[START OF RAW DATA]

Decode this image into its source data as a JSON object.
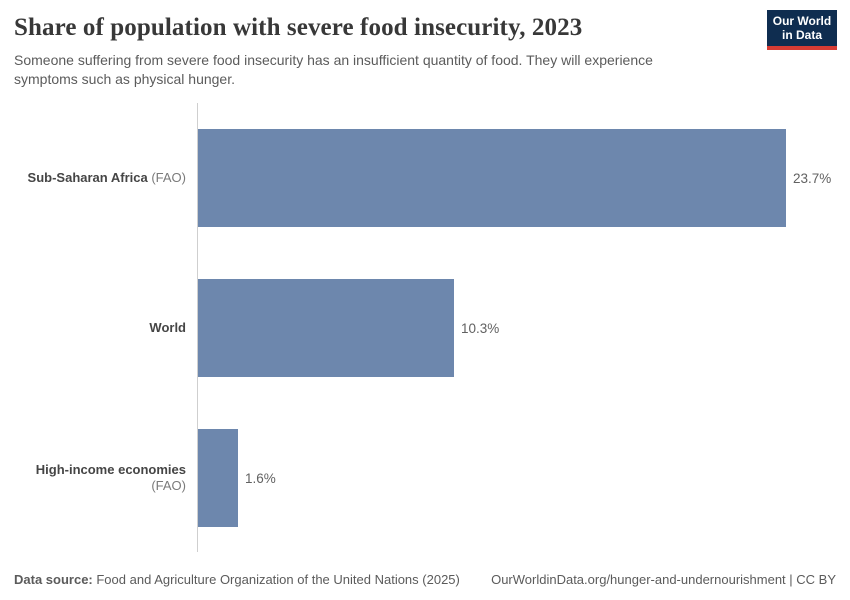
{
  "logo": {
    "line1": "Our World",
    "line2": "in Data"
  },
  "header": {
    "title": "Share of population with severe food insecurity, 2023",
    "subtitle": "Someone suffering from severe food insecurity has an insufficient quantity of food. They will experience symptoms such as physical hunger."
  },
  "chart_data": {
    "type": "bar",
    "orientation": "horizontal",
    "title": "Share of population with severe food insecurity, 2023",
    "categories": [
      "Sub-Saharan Africa (FAO)",
      "World",
      "High-income economies (FAO)"
    ],
    "values": [
      23.7,
      10.3,
      1.6
    ],
    "value_labels": [
      "23.7%",
      "10.3%",
      "1.6%"
    ],
    "unit": "%",
    "xlim": [
      0,
      23.7
    ],
    "grid": false,
    "legend": "none",
    "bar_color": "#6d87ad"
  },
  "bars": [
    {
      "name": "Sub-Saharan Africa",
      "suffix": " (FAO)",
      "value": 23.7,
      "label": "23.7%"
    },
    {
      "name": "World",
      "suffix": "",
      "value": 10.3,
      "label": "10.3%"
    },
    {
      "name": "High-income economies",
      "suffix": " (FAO)",
      "value": 1.6,
      "label": "1.6%"
    }
  ],
  "footer": {
    "source_label": "Data source:",
    "source_text": " Food and Agriculture Organization of the United Nations (2025)",
    "link_text": "OurWorldinData.org/hunger-and-undernourishment | CC BY"
  },
  "colors": {
    "bar": "#6d87ad",
    "axis_line": "#cfcfcf",
    "title_text": "#383838",
    "subtitle_text": "#5b5b5b",
    "logo_background": "#0f2d50",
    "logo_accent": "#d73c34"
  }
}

[END OF RAW DATA]

Transcribe every record above exactly as written, leaving out any pictures.

- _EXERCISE OUTPUT_
Decode this image into its source data as a JSON object.
{
  "logo": {
    "line1": "Our World",
    "line2": "in Data"
  },
  "header": {
    "title": "Share of population with severe food insecurity, 2023",
    "subtitle": "Someone suffering from severe food insecurity has an insufficient quantity of food. They will experience symptoms such as physical hunger."
  },
  "chart_data": {
    "type": "bar",
    "orientation": "horizontal",
    "title": "Share of population with severe food insecurity, 2023",
    "categories": [
      "Sub-Saharan Africa (FAO)",
      "World",
      "High-income economies (FAO)"
    ],
    "values": [
      23.7,
      10.3,
      1.6
    ],
    "value_labels": [
      "23.7%",
      "10.3%",
      "1.6%"
    ],
    "unit": "%",
    "xlim": [
      0,
      23.7
    ],
    "grid": false,
    "legend": "none",
    "bar_color": "#6d87ad"
  },
  "bars": [
    {
      "name": "Sub-Saharan Africa",
      "suffix": " (FAO)",
      "value": 23.7,
      "label": "23.7%"
    },
    {
      "name": "World",
      "suffix": "",
      "value": 10.3,
      "label": "10.3%"
    },
    {
      "name": "High-income economies",
      "suffix": " (FAO)",
      "value": 1.6,
      "label": "1.6%"
    }
  ],
  "footer": {
    "source_label": "Data source:",
    "source_text": " Food and Agriculture Organization of the United Nations (2025)",
    "link_text": "OurWorldinData.org/hunger-and-undernourishment | CC BY"
  },
  "colors": {
    "bar": "#6d87ad",
    "axis_line": "#cfcfcf",
    "title_text": "#383838",
    "subtitle_text": "#5b5b5b",
    "logo_background": "#0f2d50",
    "logo_accent": "#d73c34"
  }
}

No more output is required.